***** Records for the exercise *****

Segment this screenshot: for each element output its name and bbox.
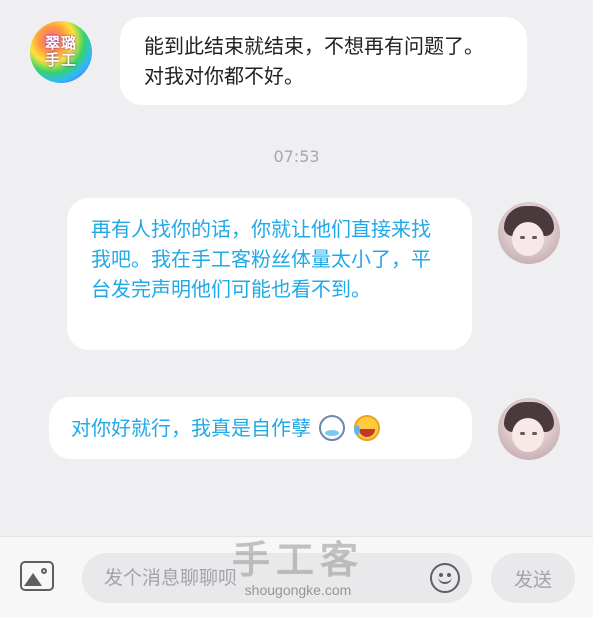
- incoming-message-bubble[interactable]: 能到此结束就结束，不想再有问题了。对我对你都不好。: [120, 17, 527, 105]
- contact-avatar[interactable]: 翠璐 手工: [30, 21, 92, 83]
- incoming-message-text: 能到此结束就结束，不想再有问题了。对我对你都不好。: [144, 34, 484, 88]
- avatar-logo-text: 翠璐: [44, 34, 77, 52]
- smiley-icon[interactable]: [430, 563, 460, 593]
- sad-face-emoji: [319, 415, 346, 441]
- image-icon[interactable]: [20, 561, 54, 591]
- outgoing-message-bubble[interactable]: 再有人找你的话，你就让他们直接来找我吧。我在手工客粉丝体量太小了，平台发完声明他…: [67, 198, 472, 350]
- outgoing-message-text: 再有人找你的话，你就让他们直接来找我吧。我在手工客粉丝体量太小了，平台发完声明他…: [91, 217, 431, 301]
- send-button[interactable]: 发送: [491, 553, 575, 603]
- outgoing-message-text: 对你好就行，我真是自作孽: [71, 416, 311, 440]
- message-input-bar: 发送: [0, 536, 593, 618]
- user-avatar[interactable]: [498, 398, 560, 460]
- crying-laughing-emoji: [353, 415, 380, 441]
- outgoing-message-bubble[interactable]: 对你好就行，我真是自作孽: [49, 397, 472, 459]
- message-input[interactable]: [82, 553, 472, 603]
- avatar-logo-text: 手工: [44, 51, 77, 69]
- chat-view: 翠璐 手工 能到此结束就结束，不想再有问题了。对我对你都不好。 07:53 再有…: [0, 0, 593, 536]
- message-timestamp: 07:53: [273, 147, 320, 166]
- user-avatar[interactable]: [498, 202, 560, 264]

*****

» Goal
Give back every line of the data above without changing a character, but leave out the picture.

» Task response
Segment this screenshot: for each element output its name and bbox.
- incoming-message-bubble[interactable]: 能到此结束就结束，不想再有问题了。对我对你都不好。: [120, 17, 527, 105]
- contact-avatar[interactable]: 翠璐 手工: [30, 21, 92, 83]
- incoming-message-text: 能到此结束就结束，不想再有问题了。对我对你都不好。: [144, 34, 484, 88]
- avatar-logo-text: 翠璐: [44, 34, 77, 52]
- smiley-icon[interactable]: [430, 563, 460, 593]
- sad-face-emoji: [319, 415, 346, 441]
- image-icon[interactable]: [20, 561, 54, 591]
- outgoing-message-bubble[interactable]: 再有人找你的话，你就让他们直接来找我吧。我在手工客粉丝体量太小了，平台发完声明他…: [67, 198, 472, 350]
- outgoing-message-text: 再有人找你的话，你就让他们直接来找我吧。我在手工客粉丝体量太小了，平台发完声明他…: [91, 217, 431, 301]
- send-button[interactable]: 发送: [491, 553, 575, 603]
- outgoing-message-text: 对你好就行，我真是自作孽: [71, 416, 311, 440]
- message-input-bar: 发送: [0, 536, 593, 618]
- user-avatar[interactable]: [498, 398, 560, 460]
- crying-laughing-emoji: [353, 415, 380, 441]
- outgoing-message-bubble[interactable]: 对你好就行，我真是自作孽: [49, 397, 472, 459]
- message-input[interactable]: [82, 553, 472, 603]
- avatar-logo-text: 手工: [44, 51, 77, 69]
- chat-view: 翠璐 手工 能到此结束就结束，不想再有问题了。对我对你都不好。 07:53 再有…: [0, 0, 593, 536]
- message-timestamp: 07:53: [273, 147, 320, 166]
- user-avatar[interactable]: [498, 202, 560, 264]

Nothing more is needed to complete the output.